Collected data
>> Begin
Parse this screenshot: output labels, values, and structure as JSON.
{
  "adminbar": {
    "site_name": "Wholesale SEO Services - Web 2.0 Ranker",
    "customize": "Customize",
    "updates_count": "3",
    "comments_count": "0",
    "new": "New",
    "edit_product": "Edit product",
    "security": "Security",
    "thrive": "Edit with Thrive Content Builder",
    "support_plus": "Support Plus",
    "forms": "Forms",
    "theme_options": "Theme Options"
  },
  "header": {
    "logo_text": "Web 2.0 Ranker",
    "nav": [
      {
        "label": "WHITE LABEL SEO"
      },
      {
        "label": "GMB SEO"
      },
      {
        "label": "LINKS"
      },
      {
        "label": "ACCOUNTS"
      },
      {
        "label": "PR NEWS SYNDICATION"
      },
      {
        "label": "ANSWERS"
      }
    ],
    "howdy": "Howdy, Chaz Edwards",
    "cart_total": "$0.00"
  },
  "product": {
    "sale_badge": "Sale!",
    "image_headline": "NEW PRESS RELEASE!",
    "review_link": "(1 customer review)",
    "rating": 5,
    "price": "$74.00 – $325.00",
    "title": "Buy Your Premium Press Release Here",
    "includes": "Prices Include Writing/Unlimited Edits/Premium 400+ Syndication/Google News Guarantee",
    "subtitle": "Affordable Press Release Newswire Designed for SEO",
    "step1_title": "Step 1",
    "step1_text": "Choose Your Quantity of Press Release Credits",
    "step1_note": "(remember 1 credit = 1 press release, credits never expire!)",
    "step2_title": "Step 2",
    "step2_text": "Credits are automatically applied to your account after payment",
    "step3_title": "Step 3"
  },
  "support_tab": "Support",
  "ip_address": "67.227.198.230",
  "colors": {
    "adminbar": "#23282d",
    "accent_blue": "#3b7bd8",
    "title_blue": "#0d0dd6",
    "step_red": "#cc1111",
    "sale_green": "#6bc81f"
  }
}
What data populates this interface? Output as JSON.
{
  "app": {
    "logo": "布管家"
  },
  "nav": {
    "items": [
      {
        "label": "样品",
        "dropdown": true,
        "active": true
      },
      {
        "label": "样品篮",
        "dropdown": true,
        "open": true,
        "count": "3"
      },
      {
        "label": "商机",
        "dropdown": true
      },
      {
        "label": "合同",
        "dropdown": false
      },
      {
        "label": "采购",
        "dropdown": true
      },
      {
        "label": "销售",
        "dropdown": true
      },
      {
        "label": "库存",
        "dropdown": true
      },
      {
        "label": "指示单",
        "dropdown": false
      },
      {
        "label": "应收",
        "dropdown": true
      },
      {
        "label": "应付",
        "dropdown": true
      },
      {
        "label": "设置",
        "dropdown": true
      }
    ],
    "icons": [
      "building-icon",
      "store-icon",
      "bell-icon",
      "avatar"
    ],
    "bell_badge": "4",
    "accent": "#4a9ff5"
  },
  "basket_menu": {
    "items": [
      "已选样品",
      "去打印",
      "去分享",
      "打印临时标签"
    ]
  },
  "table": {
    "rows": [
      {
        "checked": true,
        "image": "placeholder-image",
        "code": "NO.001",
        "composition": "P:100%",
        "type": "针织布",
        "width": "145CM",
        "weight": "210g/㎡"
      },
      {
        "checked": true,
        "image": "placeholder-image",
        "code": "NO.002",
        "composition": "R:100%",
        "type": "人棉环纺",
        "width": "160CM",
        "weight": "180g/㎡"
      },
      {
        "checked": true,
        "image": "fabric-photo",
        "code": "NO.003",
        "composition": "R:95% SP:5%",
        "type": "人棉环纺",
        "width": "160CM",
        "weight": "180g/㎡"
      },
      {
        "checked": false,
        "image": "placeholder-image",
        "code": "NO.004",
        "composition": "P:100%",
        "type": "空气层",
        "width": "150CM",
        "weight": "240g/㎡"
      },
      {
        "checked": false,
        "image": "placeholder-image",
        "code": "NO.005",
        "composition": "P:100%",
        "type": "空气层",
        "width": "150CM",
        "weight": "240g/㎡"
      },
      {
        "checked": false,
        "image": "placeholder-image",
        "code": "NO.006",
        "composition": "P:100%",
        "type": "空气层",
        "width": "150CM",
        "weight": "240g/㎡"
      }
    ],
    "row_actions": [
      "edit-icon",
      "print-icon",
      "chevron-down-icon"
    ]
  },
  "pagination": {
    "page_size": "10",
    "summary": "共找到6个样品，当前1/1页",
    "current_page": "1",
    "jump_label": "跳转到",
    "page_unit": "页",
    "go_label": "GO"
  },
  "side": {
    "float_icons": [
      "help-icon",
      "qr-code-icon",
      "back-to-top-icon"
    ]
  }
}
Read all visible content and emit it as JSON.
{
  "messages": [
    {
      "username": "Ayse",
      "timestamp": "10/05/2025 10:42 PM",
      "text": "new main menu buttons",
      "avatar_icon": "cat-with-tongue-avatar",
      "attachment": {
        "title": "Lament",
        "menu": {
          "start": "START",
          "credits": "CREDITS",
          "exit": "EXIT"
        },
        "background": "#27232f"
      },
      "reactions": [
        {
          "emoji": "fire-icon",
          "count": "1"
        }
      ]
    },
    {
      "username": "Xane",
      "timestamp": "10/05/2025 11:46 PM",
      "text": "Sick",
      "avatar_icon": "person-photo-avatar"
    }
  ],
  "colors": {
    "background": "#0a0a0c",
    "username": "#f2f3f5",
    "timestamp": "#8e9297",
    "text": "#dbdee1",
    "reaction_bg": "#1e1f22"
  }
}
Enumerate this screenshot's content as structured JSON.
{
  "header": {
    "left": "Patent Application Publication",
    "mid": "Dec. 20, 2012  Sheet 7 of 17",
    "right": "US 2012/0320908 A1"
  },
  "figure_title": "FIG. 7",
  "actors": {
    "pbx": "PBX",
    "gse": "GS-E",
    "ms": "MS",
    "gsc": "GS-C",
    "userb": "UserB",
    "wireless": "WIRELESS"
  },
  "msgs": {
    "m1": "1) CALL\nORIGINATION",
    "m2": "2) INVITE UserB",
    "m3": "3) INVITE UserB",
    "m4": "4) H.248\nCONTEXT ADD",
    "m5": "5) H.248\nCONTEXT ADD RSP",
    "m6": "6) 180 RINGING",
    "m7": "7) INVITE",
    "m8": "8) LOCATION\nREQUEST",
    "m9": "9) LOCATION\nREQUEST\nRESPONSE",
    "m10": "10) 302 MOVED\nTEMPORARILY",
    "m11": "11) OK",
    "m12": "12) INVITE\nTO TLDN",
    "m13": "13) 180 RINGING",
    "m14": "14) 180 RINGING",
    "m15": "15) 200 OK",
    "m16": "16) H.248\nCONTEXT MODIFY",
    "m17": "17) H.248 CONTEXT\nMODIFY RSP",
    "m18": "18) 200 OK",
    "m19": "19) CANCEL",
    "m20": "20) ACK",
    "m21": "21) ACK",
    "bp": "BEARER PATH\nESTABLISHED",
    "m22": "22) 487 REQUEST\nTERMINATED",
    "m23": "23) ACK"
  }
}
>> End
**GOAL:**
Every line above needs to be retyped exactly.

**RESPONSE:**
Parse this screenshot: output labels, values, and structure as JSON.
{
  "adminbar": {
    "site_name": "Wholesale SEO Services - Web 2.0 Ranker",
    "customize": "Customize",
    "updates_count": "3",
    "comments_count": "0",
    "new": "New",
    "edit_product": "Edit product",
    "security": "Security",
    "thrive": "Edit with Thrive Content Builder",
    "support_plus": "Support Plus",
    "forms": "Forms",
    "theme_options": "Theme Options"
  },
  "header": {
    "logo_text": "Web 2.0 Ranker",
    "nav": [
      {
        "label": "WHITE LABEL SEO"
      },
      {
        "label": "GMB SEO"
      },
      {
        "label": "LINKS"
      },
      {
        "label": "ACCOUNTS"
      },
      {
        "label": "PR NEWS SYNDICATION"
      },
      {
        "label": "ANSWERS"
      }
    ],
    "howdy": "Howdy, Chaz Edwards",
    "cart_total": "$0.00"
  },
  "product": {
    "sale_badge": "Sale!",
    "image_headline": "NEW PRESS RELEASE!",
    "review_link": "(1 customer review)",
    "rating": 5,
    "price": "$74.00 – $325.00",
    "title": "Buy Your Premium Press Release Here",
    "includes": "Prices Include Writing/Unlimited Edits/Premium 400+ Syndication/Google News Guarantee",
    "subtitle": "Affordable Press Release Newswire Designed for SEO",
    "step1_title": "Step 1",
    "step1_text": "Choose Your Quantity of Press Release Credits",
    "step1_note": "(remember 1 credit = 1 press release, credits never expire!)",
    "step2_title": "Step 2",
    "step2_text": "Credits are automatically applied to your account after payment",
    "step3_title": "Step 3"
  },
  "support_tab": "Support",
  "ip_address": "67.227.198.230",
  "colors": {
    "adminbar": "#23282d",
    "accent_blue": "#3b7bd8",
    "title_blue": "#0d0dd6",
    "step_red": "#cc1111",
    "sale_green": "#6bc81f"
  }
}
What data populates this interface? Output as JSON.
{
  "app": {
    "logo": "布管家"
  },
  "nav": {
    "items": [
      {
        "label": "样品",
        "dropdown": true,
        "active": true
      },
      {
        "label": "样品篮",
        "dropdown": true,
        "open": true,
        "count": "3"
      },
      {
        "label": "商机",
        "dropdown": true
      },
      {
        "label": "合同",
        "dropdown": false
      },
      {
        "label": "采购",
        "dropdown": true
      },
      {
        "label": "销售",
        "dropdown": true
      },
      {
        "label": "库存",
        "dropdown": true
      },
      {
        "label": "指示单",
        "dropdown": false
      },
      {
        "label": "应收",
        "dropdown": true
      },
      {
        "label": "应付",
        "dropdown": true
      },
      {
        "label": "设置",
        "dropdown": true
      }
    ],
    "icons": [
      "building-icon",
      "store-icon",
      "bell-icon",
      "avatar"
    ],
    "bell_badge": "4",
    "accent": "#4a9ff5"
  },
  "basket_menu": {
    "items": [
      "已选样品",
      "去打印",
      "去分享",
      "打印临时标签"
    ]
  },
  "table": {
    "rows": [
      {
        "checked": true,
        "image": "placeholder-image",
        "code": "NO.001",
        "composition": "P:100%",
        "type": "针织布",
        "width": "145CM",
        "weight": "210g/㎡"
      },
      {
        "checked": true,
        "image": "placeholder-image",
        "code": "NO.002",
        "composition": "R:100%",
        "type": "人棉环纺",
        "width": "160CM",
        "weight": "180g/㎡"
      },
      {
        "checked": true,
        "image": "fabric-photo",
        "code": "NO.003",
        "composition": "R:95% SP:5%",
        "type": "人棉环纺",
        "width": "160CM",
        "weight": "180g/㎡"
      },
      {
        "checked": false,
        "image": "placeholder-image",
        "code": "NO.004",
        "composition": "P:100%",
        "type": "空气层",
        "width": "150CM",
        "weight": "240g/㎡"
      },
      {
        "checked": false,
        "image": "placeholder-image",
        "code": "NO.005",
        "composition": "P:100%",
        "type": "空气层",
        "width": "150CM",
        "weight": "240g/㎡"
      },
      {
        "checked": false,
        "image": "placeholder-image",
        "code": "NO.006",
        "composition": "P:100%",
        "type": "空气层",
        "width": "150CM",
        "weight": "240g/㎡"
      }
    ],
    "row_actions": [
      "edit-icon",
      "print-icon",
      "chevron-down-icon"
    ]
  },
  "pagination": {
    "page_size": "10",
    "summary": "共找到6个样品，当前1/1页",
    "current_page": "1",
    "jump_label": "跳转到",
    "page_unit": "页",
    "go_label": "GO"
  },
  "side": {
    "float_icons": [
      "help-icon",
      "qr-code-icon",
      "back-to-top-icon"
    ]
  }
}
Read all visible content and emit it as JSON.
{
  "messages": [
    {
      "username": "Ayse",
      "timestamp": "10/05/2025 10:42 PM",
      "text": "new main menu buttons",
      "avatar_icon": "cat-with-tongue-avatar",
      "attachment": {
        "title": "Lament",
        "menu": {
          "start": "START",
          "credits": "CREDITS",
          "exit": "EXIT"
        },
        "background": "#27232f"
      },
      "reactions": [
        {
          "emoji": "fire-icon",
          "count": "1"
        }
      ]
    },
    {
      "username": "Xane",
      "timestamp": "10/05/2025 11:46 PM",
      "text": "Sick",
      "avatar_icon": "person-photo-avatar"
    }
  ],
  "colors": {
    "background": "#0a0a0c",
    "username": "#f2f3f5",
    "timestamp": "#8e9297",
    "text": "#dbdee1",
    "reaction_bg": "#1e1f22"
  }
}
Enumerate this screenshot's content as structured JSON.
{
  "header": {
    "left": "Patent Application Publication",
    "mid": "Dec. 20, 2012  Sheet 7 of 17",
    "right": "US 2012/0320908 A1"
  },
  "figure_title": "FIG. 7",
  "actors": {
    "pbx": "PBX",
    "gse": "GS-E",
    "ms": "MS",
    "gsc": "GS-C",
    "userb": "UserB",
    "wireless": "WIRELESS"
  },
  "msgs": {
    "m1": "1) CALL\nORIGINATION",
    "m2": "2) INVITE UserB",
    "m3": "3) INVITE UserB",
    "m4": "4) H.248\nCONTEXT ADD",
    "m5": "5) H.248\nCONTEXT ADD RSP",
    "m6": "6) 180 RINGING",
    "m7": "7) INVITE",
    "m8": "8) LOCATION\nREQUEST",
    "m9": "9) LOCATION\nREQUEST\nRESPONSE",
    "m10": "10) 302 MOVED\nTEMPORARILY",
    "m11": "11) OK",
    "m12": "12) INVITE\nTO TLDN",
    "m13": "13) 180 RINGING",
    "m14": "14) 180 RINGING",
    "m15": "15) 200 OK",
    "m16": "16) H.248\nCONTEXT MODIFY",
    "m17": "17) H.248 CONTEXT\nMODIFY RSP",
    "m18": "18) 200 OK",
    "m19": "19) CANCEL",
    "m20": "20) ACK",
    "m21": "21) ACK",
    "bp": "BEARER PATH\nESTABLISHED",
    "m22": "22) 487 REQUEST\nTERMINATED",
    "m23": "23) ACK"
  }
}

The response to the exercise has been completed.